Your task
Quote the records that follow in full and exactly; leave out the pictures.

Recorded information
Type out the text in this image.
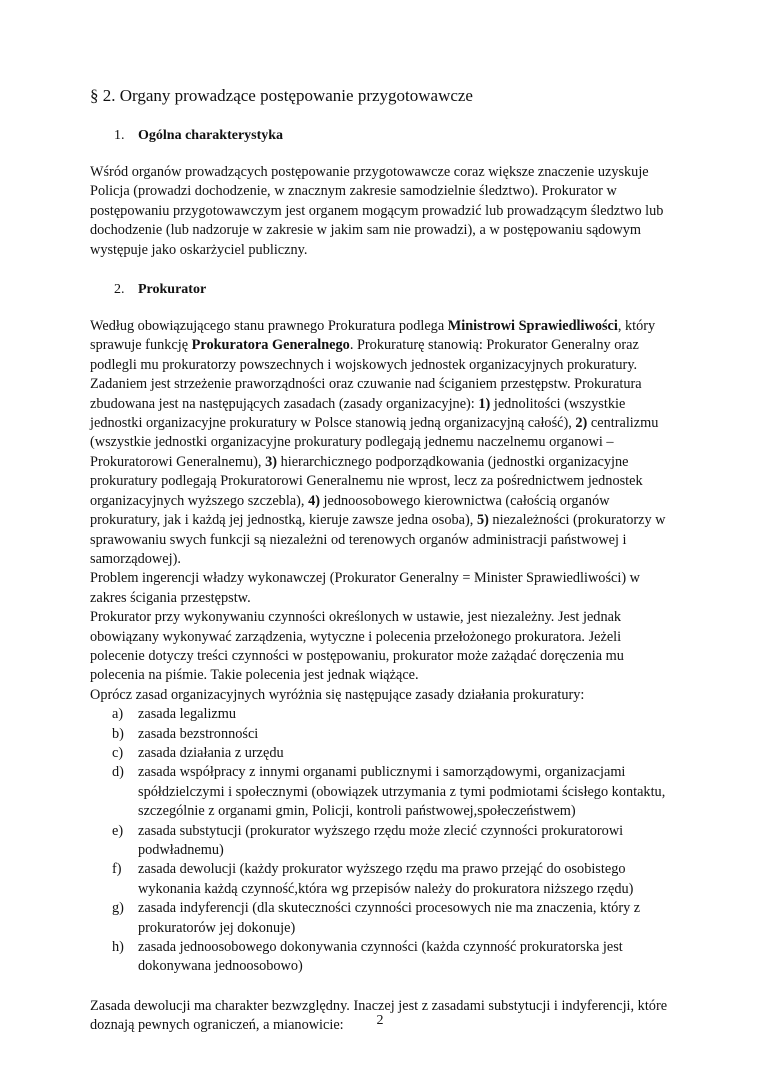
§ 2. Organy prowadzące postępowanie przygotowawcze
1. Ogólna charakterystyka

Wśród organów prowadzących postępowanie przygotowawcze coraz większe znaczenie uzyskuje Policja (prowadzi dochodzenie, w znacznym zakresie samodzielnie śledztwo). Prokurator w postępowaniu przygotowawczym jest organem mogącym prowadzić lub prowadzącym śledztwo lub dochodzenie (lub nadzoruje w zakresie w jakim sam nie prowadzi), a w postępowaniu sądowym występuje jako oskarżyciel publiczny.

2. Prokurator

Według obowiązującego stanu prawnego Prokuratura podlega Ministrowi Sprawiedliwości, który sprawuje funkcję Prokuratora Generalnego. Prokuraturę stanowią: Prokurator Generalny oraz podlegli mu prokuratorzy powszechnych i wojskowych jednostek organizacyjnych prokuratury. Zadaniem jest strzeżenie praworządności oraz czuwanie nad ściganiem przestępstw. Prokuratura zbudowana jest na następujących zasadach (zasady organizacyjne): 1) jednolitości (wszystkie jednostki organizacyjne prokuratury w Polsce stanowią jedną organizacyjną całość), 2) centralizmu (wszystkie jednostki organizacyjne prokuratury podlegają jednemu naczelnemu organowi – Prokuratorowi Generalnemu), 3) hierarchicznego podporządkowania (jednostki organizacyjne prokuratury podlegają Prokuratorowi Generalnemu nie wprost, lecz za pośrednictwem jednostek organizacyjnych wyższego szczebla), 4) jednoosobowego kierownictwa (całością organów prokuratury, jak i każdą jej jednostką, kieruje zawsze jedna osoba), 5) niezależności (prokuratorzy w sprawowaniu swych funkcji są niezależni od terenowych organów administracji państwowej i samorządowej).

Problem ingerencji władzy wykonawczej (Prokurator Generalny = Minister Sprawiedliwości) w zakres ścigania przestępstw.

Prokurator przy wykonywaniu czynności określonych w ustawie, jest niezależny. Jest jednak obowiązany wykonywać zarządzenia, wytyczne i polecenia przełożonego prokuratora. Jeżeli polecenie dotyczy treści czynności w postępowaniu, prokurator może zażądać doręczenia mu polecenia na piśmie. Takie polecenia jest jednak wiążące.

Oprócz zasad organizacyjnych wyróżnia się następujące zasady działania prokuratury:

a) zasada legalizmu
b) zasada bezstronności
c) zasada działania z urzędu
d) zasada współpracy z innymi organami publicznymi i samorządowymi, organizacjami spółdzielczymi i społecznymi (obowiązek utrzymania z tymi podmiotami ścisłego kontaktu, szczególnie z organami gmin, Policji, kontroli państwowej,społeczeństwem)
e) zasada substytucji (prokurator wyższego rzędu może zlecić czynności prokuratorowi podwładnemu)
f) zasada dewolucji (każdy prokurator wyższego rzędu ma prawo przejąć do osobistego wykonania każdą czynność,która wg przepisów należy do prokuratora niższego rzędu)
g) zasada indyferencji (dla skuteczności czynności procesowych nie ma znaczenia, który z prokuratorów jej dokonuje)
h) zasada jednoosobowego dokonywania czynności (każda czynność prokuratorska jest dokonywana jednoosobowo)

Zasada dewolucji ma charakter bezwzględny. Inaczej jest z zasadami substytucji i indyferencji, które doznają pewnych ograniczeń, a mianowicie:	2
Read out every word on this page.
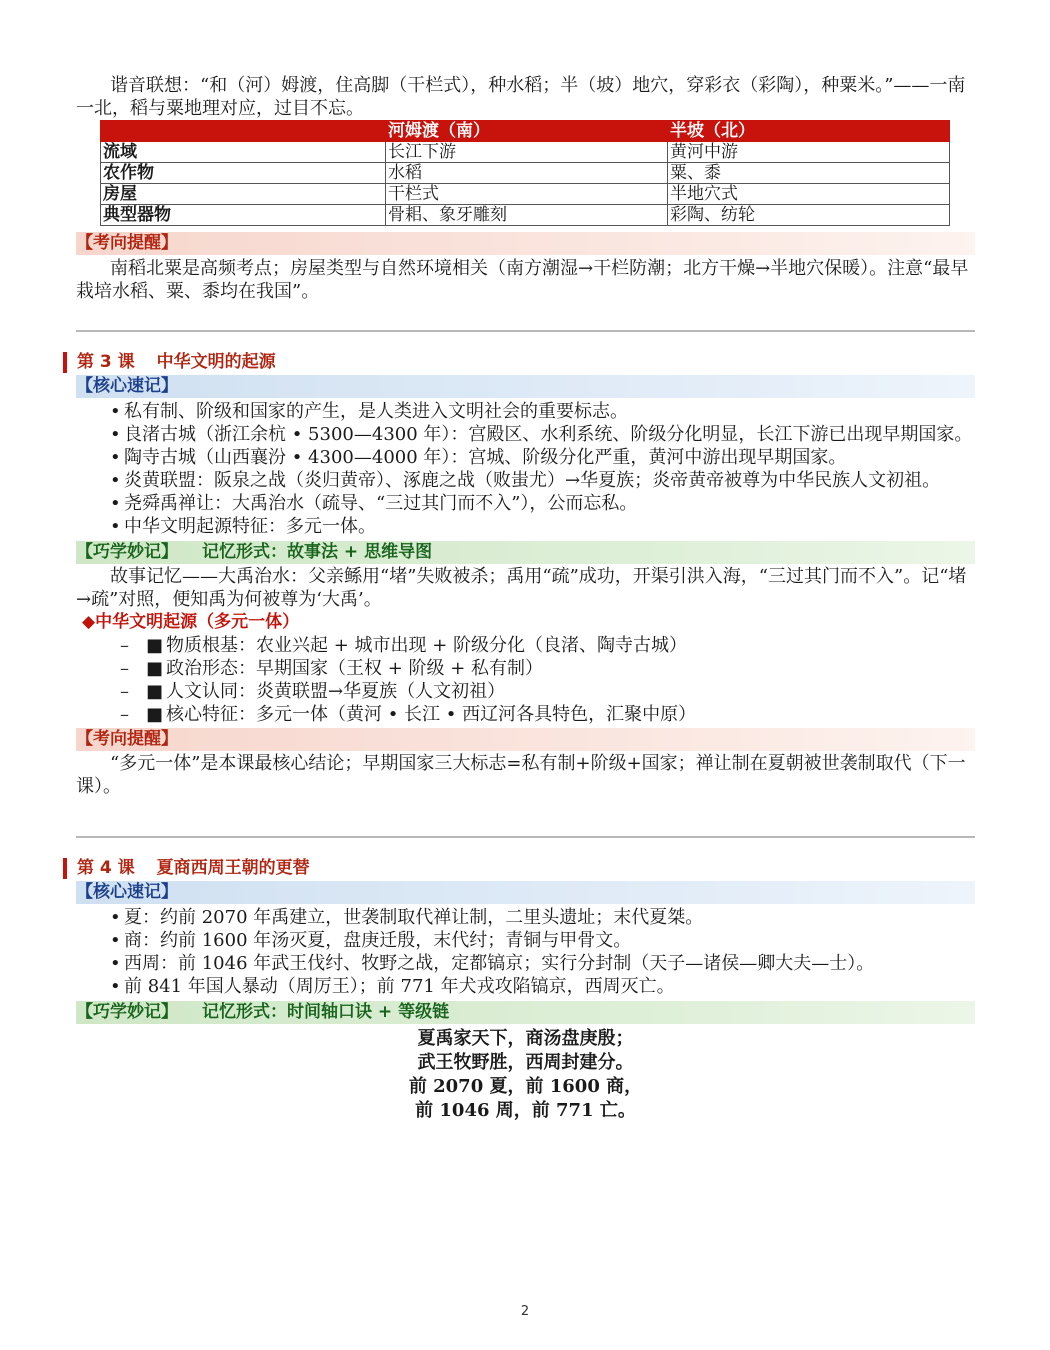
谐音联想：“和（河）姆渡，住高脚（干栏式），种水稻；半（坡）地穴，穿彩衣（彩陶），种粟米。”——一南一北，稻与粟地理对应，过目不忘。

	河姆渡（南）	半坡（北）
流域	长江下游	黄河中游
农作物	水稻	粟、黍
房屋	干栏式	半地穴式
典型器物	骨耜、象牙雕刻	彩陶、纺轮
【考向提醒】

南稻北粟是高频考点；房屋类型与自然环境相关（南方潮湿→干栏防潮；北方干燥→半地穴保暖）。注意“最早栽培水稻、粟、黍均在我国”。

第 3 课 中华文明的起源
【核心速记】
• 私有制、阶级和国家的产生，是人类进入文明社会的重要标志。
• 良渚古城（浙江余杭 • 5300—4300 年）：宫殿区、水利系统、阶级分化明显，长江下游已出现早期国家。
• 陶寺古城（山西襄汾 • 4300—4000 年）：宫城、阶级分化严重，黄河中游出现早期国家。
• 炎黄联盟：阪泉之战（炎归黄帝）、涿鹿之战（败蚩尤）→华夏族；炎帝黄帝被尊为中华民族人文初祖。
• 尧舜禹禅让：大禹治水（疏导、“三过其门而不入”），公而忘私。
• 中华文明起源特征：多元一体。
【巧学妙记】 记忆形式：故事法 + 思维导图

故事记忆——大禹治水：父亲鲧用“堵”失败被杀；禹用“疏”成功，开渠引洪入海，“三过其门而不入”。记“堵→疏”对照，便知禹为何被尊为‘大禹’。

◆中华文明起源（多元一体）
– ■ 物质根基：农业兴起 + 城市出现 + 阶级分化（良渚、陶寺古城）
– ■ 政治形态：早期国家（王权 + 阶级 + 私有制）
– ■ 人文认同：炎黄联盟→华夏族（人文初祖）
– ■ 核心特征：多元一体（黄河 • 长江 • 西辽河各具特色，汇聚中原）
【考向提醒】

“多元一体”是本课最核心结论；早期国家三大标志=私有制+阶级+国家；禅让制在夏朝被世袭制取代（下一课）。

第 4 课 夏商西周王朝的更替
【核心速记】
• 夏：约前 2070 年禹建立，世袭制取代禅让制，二里头遗址；末代夏桀。
• 商：约前 1600 年汤灭夏，盘庚迁殷，末代纣；青铜与甲骨文。
• 西周：前 1046 年武王伐纣、牧野之战，定都镐京；实行分封制（天子—诸侯—卿大夫—士）。
• 前 841 年国人暴动（周厉王）；前 771 年犬戎攻陷镐京，西周灭亡。
【巧学妙记】 记忆形式：时间轴口诀 + 等级链
夏禹家天下，商汤盘庚殷；
武王牧野胜，西周封建分。
前 2070 夏，前 1600 商，
前 1046 周，前 771 亡。
2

Response below
Type out the text in this image.
§ 2. Organy prowadzące postępowanie przygotowawcze
1. Ogólna charakterystyka

Wśród organów prowadzących postępowanie przygotowawcze coraz większe znaczenie uzyskuje Policja (prowadzi dochodzenie, w znacznym zakresie samodzielnie śledztwo). Prokurator w postępowaniu przygotowawczym jest organem mogącym prowadzić lub prowadzącym śledztwo lub dochodzenie (lub nadzoruje w zakresie w jakim sam nie prowadzi), a w postępowaniu sądowym występuje jako oskarżyciel publiczny.

2. Prokurator

Według obowiązującego stanu prawnego Prokuratura podlega Ministrowi Sprawiedliwości, który sprawuje funkcję Prokuratora Generalnego. Prokuraturę stanowią: Prokurator Generalny oraz podlegli mu prokuratorzy powszechnych i wojskowych jednostek organizacyjnych prokuratury. Zadaniem jest strzeżenie praworządności oraz czuwanie nad ściganiem przestępstw. Prokuratura zbudowana jest na następujących zasadach (zasady organizacyjne): 1) jednolitości (wszystkie jednostki organizacyjne prokuratury w Polsce stanowią jedną organizacyjną całość), 2) centralizmu (wszystkie jednostki organizacyjne prokuratury podlegają jednemu naczelnemu organowi – Prokuratorowi Generalnemu), 3) hierarchicznego podporządkowania (jednostki organizacyjne prokuratury podlegają Prokuratorowi Generalnemu nie wprost, lecz za pośrednictwem jednostek organizacyjnych wyższego szczebla), 4) jednoosobowego kierownictwa (całością organów prokuratury, jak i każdą jej jednostką, kieruje zawsze jedna osoba), 5) niezależności (prokuratorzy w sprawowaniu swych funkcji są niezależni od terenowych organów administracji państwowej i samorządowej).

Problem ingerencji władzy wykonawczej (Prokurator Generalny = Minister Sprawiedliwości) w zakres ścigania przestępstw.

Prokurator przy wykonywaniu czynności określonych w ustawie, jest niezależny. Jest jednak obowiązany wykonywać zarządzenia, wytyczne i polecenia przełożonego prokuratora. Jeżeli polecenie dotyczy treści czynności w postępowaniu, prokurator może zażądać doręczenia mu polecenia na piśmie. Takie polecenia jest jednak wiążące.

Oprócz zasad organizacyjnych wyróżnia się następujące zasady działania prokuratury:

a) zasada legalizmu
b) zasada bezstronności
c) zasada działania z urzędu
d) zasada współpracy z innymi organami publicznymi i samorządowymi, organizacjami spółdzielczymi i społecznymi (obowiązek utrzymania z tymi podmiotami ścisłego kontaktu, szczególnie z organami gmin, Policji, kontroli państwowej,społeczeństwem)
e) zasada substytucji (prokurator wyższego rzędu może zlecić czynności prokuratorowi podwładnemu)
f) zasada dewolucji (każdy prokurator wyższego rzędu ma prawo przejąć do osobistego wykonania każdą czynność,która wg przepisów należy do prokuratora niższego rzędu)
g) zasada indyferencji (dla skuteczności czynności procesowych nie ma znaczenia, który z prokuratorów jej dokonuje)
h) zasada jednoosobowego dokonywania czynności (każda czynność prokuratorska jest dokonywana jednoosobowo)

Zasada dewolucji ma charakter bezwzględny. Inaczej jest z zasadami substytucji i indyferencji, które doznają pewnych ograniczeń, a mianowicie:	2
Read out every word on this page.
谐音联想：“和（河）姆渡，住高脚（干栏式），种水稻；半（坡）地穴，穿彩衣（彩陶），种粟米。”——一南一北，稻与粟地理对应，过目不忘。

	河姆渡（南）	半坡（北）
流域	长江下游	黄河中游
农作物	水稻	粟、黍
房屋	干栏式	半地穴式
典型器物	骨耜、象牙雕刻	彩陶、纺轮
【考向提醒】

南稻北粟是高频考点；房屋类型与自然环境相关（南方潮湿→干栏防潮；北方干燥→半地穴保暖）。注意“最早栽培水稻、粟、黍均在我国”。

第 3 课 中华文明的起源
【核心速记】
• 私有制、阶级和国家的产生，是人类进入文明社会的重要标志。
• 良渚古城（浙江余杭 • 5300—4300 年）：宫殿区、水利系统、阶级分化明显，长江下游已出现早期国家。
• 陶寺古城（山西襄汾 • 4300—4000 年）：宫城、阶级分化严重，黄河中游出现早期国家。
• 炎黄联盟：阪泉之战（炎归黄帝）、涿鹿之战（败蚩尤）→华夏族；炎帝黄帝被尊为中华民族人文初祖。
• 尧舜禹禅让：大禹治水（疏导、“三过其门而不入”），公而忘私。
• 中华文明起源特征：多元一体。
【巧学妙记】 记忆形式：故事法 + 思维导图

故事记忆——大禹治水：父亲鲧用“堵”失败被杀；禹用“疏”成功，开渠引洪入海，“三过其门而不入”。记“堵→疏”对照，便知禹为何被尊为‘大禹’。

◆中华文明起源（多元一体）
– ■ 物质根基：农业兴起 + 城市出现 + 阶级分化（良渚、陶寺古城）
– ■ 政治形态：早期国家（王权 + 阶级 + 私有制）
– ■ 人文认同：炎黄联盟→华夏族（人文初祖）
– ■ 核心特征：多元一体（黄河 • 长江 • 西辽河各具特色，汇聚中原）
【考向提醒】

“多元一体”是本课最核心结论；早期国家三大标志=私有制+阶级+国家；禅让制在夏朝被世袭制取代（下一课）。

第 4 课 夏商西周王朝的更替
【核心速记】
• 夏：约前 2070 年禹建立，世袭制取代禅让制，二里头遗址；末代夏桀。
• 商：约前 1600 年汤灭夏，盘庚迁殷，末代纣；青铜与甲骨文。
• 西周：前 1046 年武王伐纣、牧野之战，定都镐京；实行分封制（天子—诸侯—卿大夫—士）。
• 前 841 年国人暴动（周厉王）；前 771 年犬戎攻陷镐京，西周灭亡。
【巧学妙记】 记忆形式：时间轴口诀 + 等级链
夏禹家天下，商汤盘庚殷；
武王牧野胜，西周封建分。
前 2070 夏，前 1600 商，
前 1046 周，前 771 亡。
2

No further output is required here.